[Data listing]

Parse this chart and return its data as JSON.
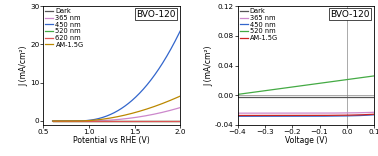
{
  "plot1": {
    "title": "BVO-120",
    "xlabel": "Potential vs RHE (V)",
    "ylabel": "J (mA/cm²)",
    "xlim": [
      0.6,
      2.0
    ],
    "ylim": [
      -1,
      30
    ],
    "yticks": [
      0,
      10,
      20,
      30
    ],
    "xticks": [
      0.5,
      1.0,
      1.5,
      2.0
    ],
    "lines": {
      "Dark": {
        "color": "#555555",
        "lw": 0.9
      },
      "365 nm": {
        "color": "#cc88cc",
        "lw": 0.9
      },
      "450 nm": {
        "color": "#3366cc",
        "lw": 0.9
      },
      "520 nm": {
        "color": "#44aa44",
        "lw": 0.9
      },
      "620 nm": {
        "color": "#dd5555",
        "lw": 0.9
      },
      "AM-1.5G": {
        "color": "#bb8800",
        "lw": 0.9
      }
    },
    "legend_order": [
      "Dark",
      "365 nm",
      "450 nm",
      "520 nm",
      "620 nm",
      "AM-1.5G"
    ]
  },
  "plot2": {
    "title": "BVO-120",
    "xlabel": "Voltage (V)",
    "ylabel": "J (mA/cm²)",
    "xlim": [
      -0.4,
      0.1
    ],
    "ylim": [
      -0.04,
      0.12
    ],
    "yticks": [
      -0.04,
      0.0,
      0.04,
      0.08,
      0.12
    ],
    "ytick_labels": [
      "-0.04",
      "0.00",
      "0.04",
      "0.08",
      "0.12"
    ],
    "xticks": [
      -0.4,
      -0.3,
      -0.2,
      -0.1,
      0.0,
      0.1
    ],
    "vline": 0.0,
    "hline": 0.0,
    "lines": {
      "Dark": {
        "color": "#555555",
        "lw": 0.9
      },
      "365 nm": {
        "color": "#cc88cc",
        "lw": 0.9
      },
      "450 nm": {
        "color": "#3366cc",
        "lw": 0.9
      },
      "520 nm": {
        "color": "#44aa44",
        "lw": 0.9
      },
      "AM-1.5G": {
        "color": "#cc2222",
        "lw": 0.9
      }
    },
    "legend_order": [
      "Dark",
      "365 nm",
      "450 nm",
      "520 nm",
      "AM-1.5G"
    ]
  },
  "background_color": "#ffffff",
  "font_size": 5.5,
  "legend_font_size": 4.8,
  "title_font_size": 6.5
}
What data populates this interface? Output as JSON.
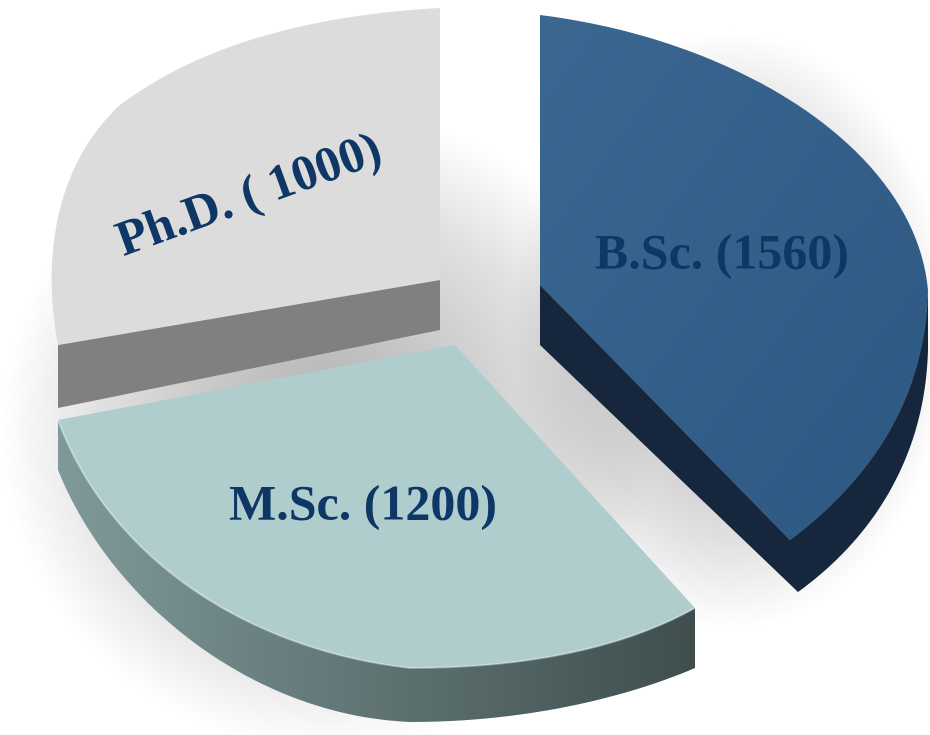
{
  "chart_data": {
    "type": "pie",
    "style": "3d-exploded",
    "slices": [
      {
        "label": "B.Sc. (1560)",
        "category": "B.Sc.",
        "value": 1560,
        "color": "#2e5d8a"
      },
      {
        "label": "M.Sc. (1200)",
        "category": "M.Sc.",
        "value": 1200,
        "color": "#b0cdcd"
      },
      {
        "label": "Ph.D. ( 1000)",
        "category": "Ph.D.",
        "value": 1000,
        "color": "#dcdcdc"
      }
    ],
    "colors": {
      "label_text": "#0f3766",
      "bsc_side": "#16263d",
      "msc_side_light": "#7f9999",
      "msc_side_dark": "#3f4d4d",
      "phd_side": "#808080"
    }
  }
}
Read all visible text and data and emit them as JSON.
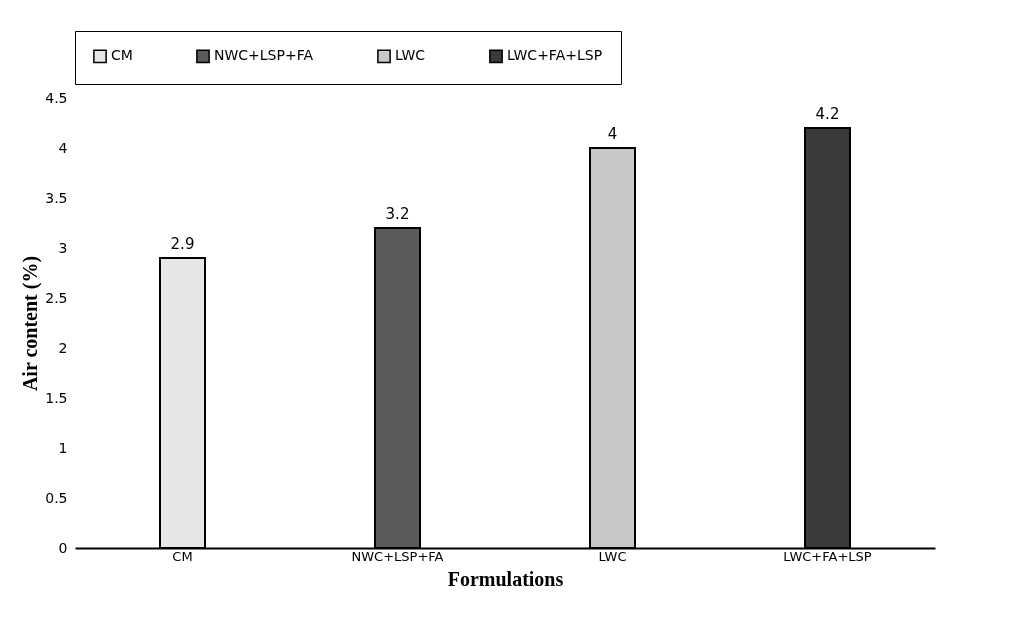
{
  "chart_data": {
    "type": "bar",
    "xlabel": "Formulations",
    "ylabel": "Air content (%)",
    "categories": [
      "CM",
      "NWC+LSP+FA",
      "LWC",
      "LWC+FA+LSP"
    ],
    "series": [
      {
        "name": "CM",
        "color": "#e6e6e6",
        "values": [
          2.9,
          null,
          null,
          null
        ]
      },
      {
        "name": "NWC+LSP+FA",
        "color": "#5a5a5a",
        "values": [
          null,
          3.2,
          null,
          null
        ]
      },
      {
        "name": "LWC",
        "color": "#c8c8c8",
        "values": [
          null,
          null,
          4,
          null
        ]
      },
      {
        "name": "LWC+FA+LSP",
        "color": "#3a3a3a",
        "values": [
          null,
          null,
          null,
          4.2
        ]
      }
    ],
    "ylim": [
      0,
      4.5
    ],
    "yticks": [
      0,
      0.5,
      1,
      1.5,
      2,
      2.5,
      3,
      3.5,
      4,
      4.5
    ],
    "data_labels": true,
    "legend": "top",
    "grid": false
  }
}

• Directive
Give only the count of lines in which the string "xlabel" appears.

• The answer
3